**WORK TO COMPLETE**
Show every line where "Candidate" occurs.

**RECORDED INFORMATION**
________________________________________
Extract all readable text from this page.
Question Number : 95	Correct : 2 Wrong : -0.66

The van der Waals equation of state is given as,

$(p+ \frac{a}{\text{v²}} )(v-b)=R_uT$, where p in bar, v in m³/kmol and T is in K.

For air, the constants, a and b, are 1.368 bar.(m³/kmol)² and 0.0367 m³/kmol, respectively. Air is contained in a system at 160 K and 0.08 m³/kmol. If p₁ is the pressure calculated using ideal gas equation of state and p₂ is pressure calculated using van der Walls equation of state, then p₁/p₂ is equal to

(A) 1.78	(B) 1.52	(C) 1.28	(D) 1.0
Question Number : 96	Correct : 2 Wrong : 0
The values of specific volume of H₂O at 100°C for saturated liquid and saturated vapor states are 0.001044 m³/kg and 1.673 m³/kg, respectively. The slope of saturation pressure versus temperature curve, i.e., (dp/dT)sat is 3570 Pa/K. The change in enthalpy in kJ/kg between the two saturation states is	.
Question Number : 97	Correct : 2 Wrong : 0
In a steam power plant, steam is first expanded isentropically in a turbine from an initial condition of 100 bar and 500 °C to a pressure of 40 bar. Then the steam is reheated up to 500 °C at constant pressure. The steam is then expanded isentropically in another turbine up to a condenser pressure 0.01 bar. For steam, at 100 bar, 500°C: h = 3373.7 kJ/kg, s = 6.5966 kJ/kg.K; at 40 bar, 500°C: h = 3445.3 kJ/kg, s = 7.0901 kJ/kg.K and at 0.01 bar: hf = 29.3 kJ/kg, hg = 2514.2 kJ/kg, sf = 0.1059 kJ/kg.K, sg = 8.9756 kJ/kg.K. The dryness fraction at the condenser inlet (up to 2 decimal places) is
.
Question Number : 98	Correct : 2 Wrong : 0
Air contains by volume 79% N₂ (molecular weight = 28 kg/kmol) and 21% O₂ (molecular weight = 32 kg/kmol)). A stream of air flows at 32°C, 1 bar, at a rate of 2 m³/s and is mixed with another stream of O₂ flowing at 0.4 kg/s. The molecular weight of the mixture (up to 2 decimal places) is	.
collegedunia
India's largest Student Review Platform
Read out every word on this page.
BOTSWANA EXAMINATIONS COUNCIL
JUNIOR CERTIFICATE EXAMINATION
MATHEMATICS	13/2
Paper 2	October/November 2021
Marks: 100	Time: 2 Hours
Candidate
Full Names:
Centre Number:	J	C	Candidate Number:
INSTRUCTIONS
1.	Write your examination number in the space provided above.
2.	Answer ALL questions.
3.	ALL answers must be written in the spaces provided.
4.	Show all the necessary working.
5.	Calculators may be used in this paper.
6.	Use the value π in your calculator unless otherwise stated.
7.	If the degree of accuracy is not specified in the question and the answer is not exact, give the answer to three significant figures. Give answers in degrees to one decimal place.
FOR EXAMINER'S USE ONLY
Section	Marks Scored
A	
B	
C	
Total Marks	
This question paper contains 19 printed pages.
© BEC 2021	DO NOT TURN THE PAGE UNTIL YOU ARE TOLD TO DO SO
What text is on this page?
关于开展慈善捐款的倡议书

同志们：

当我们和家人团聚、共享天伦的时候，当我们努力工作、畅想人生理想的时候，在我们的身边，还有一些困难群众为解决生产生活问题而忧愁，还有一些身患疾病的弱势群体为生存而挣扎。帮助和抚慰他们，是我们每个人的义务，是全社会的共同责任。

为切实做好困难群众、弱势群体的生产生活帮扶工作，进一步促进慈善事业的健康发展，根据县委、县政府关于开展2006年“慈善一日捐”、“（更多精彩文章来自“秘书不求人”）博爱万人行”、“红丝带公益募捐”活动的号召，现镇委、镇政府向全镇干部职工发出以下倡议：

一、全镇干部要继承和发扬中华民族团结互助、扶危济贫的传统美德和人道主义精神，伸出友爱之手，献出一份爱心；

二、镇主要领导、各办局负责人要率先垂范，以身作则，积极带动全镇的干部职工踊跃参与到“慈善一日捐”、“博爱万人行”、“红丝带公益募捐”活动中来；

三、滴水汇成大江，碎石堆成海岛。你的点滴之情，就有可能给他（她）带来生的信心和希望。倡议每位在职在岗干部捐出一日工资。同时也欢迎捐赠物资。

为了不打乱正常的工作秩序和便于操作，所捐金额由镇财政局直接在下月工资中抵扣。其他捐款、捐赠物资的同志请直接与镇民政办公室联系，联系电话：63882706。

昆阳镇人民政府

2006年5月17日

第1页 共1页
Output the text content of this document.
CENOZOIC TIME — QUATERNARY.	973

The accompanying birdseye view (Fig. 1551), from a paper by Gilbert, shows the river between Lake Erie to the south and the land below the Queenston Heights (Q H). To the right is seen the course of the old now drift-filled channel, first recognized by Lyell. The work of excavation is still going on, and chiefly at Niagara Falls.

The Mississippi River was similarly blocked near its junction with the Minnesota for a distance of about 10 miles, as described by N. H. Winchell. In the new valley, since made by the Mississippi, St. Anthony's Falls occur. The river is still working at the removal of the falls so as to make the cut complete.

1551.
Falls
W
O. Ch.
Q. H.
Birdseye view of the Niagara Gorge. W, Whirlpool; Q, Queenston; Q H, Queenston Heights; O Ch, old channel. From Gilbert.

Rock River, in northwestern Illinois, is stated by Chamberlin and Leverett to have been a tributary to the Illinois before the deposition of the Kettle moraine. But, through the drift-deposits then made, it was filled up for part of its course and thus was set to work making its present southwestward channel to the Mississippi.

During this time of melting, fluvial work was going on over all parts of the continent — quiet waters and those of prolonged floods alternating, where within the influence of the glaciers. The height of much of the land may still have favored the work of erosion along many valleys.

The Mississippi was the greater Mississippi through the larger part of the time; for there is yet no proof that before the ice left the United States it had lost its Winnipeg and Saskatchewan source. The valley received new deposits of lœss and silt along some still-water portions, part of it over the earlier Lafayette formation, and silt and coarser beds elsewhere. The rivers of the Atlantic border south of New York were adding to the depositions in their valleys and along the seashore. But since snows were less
________________________________________
**SOLUTION FOR THIS PROBLEM**
Candidate
Centre Number:	J	C	Candidate Number:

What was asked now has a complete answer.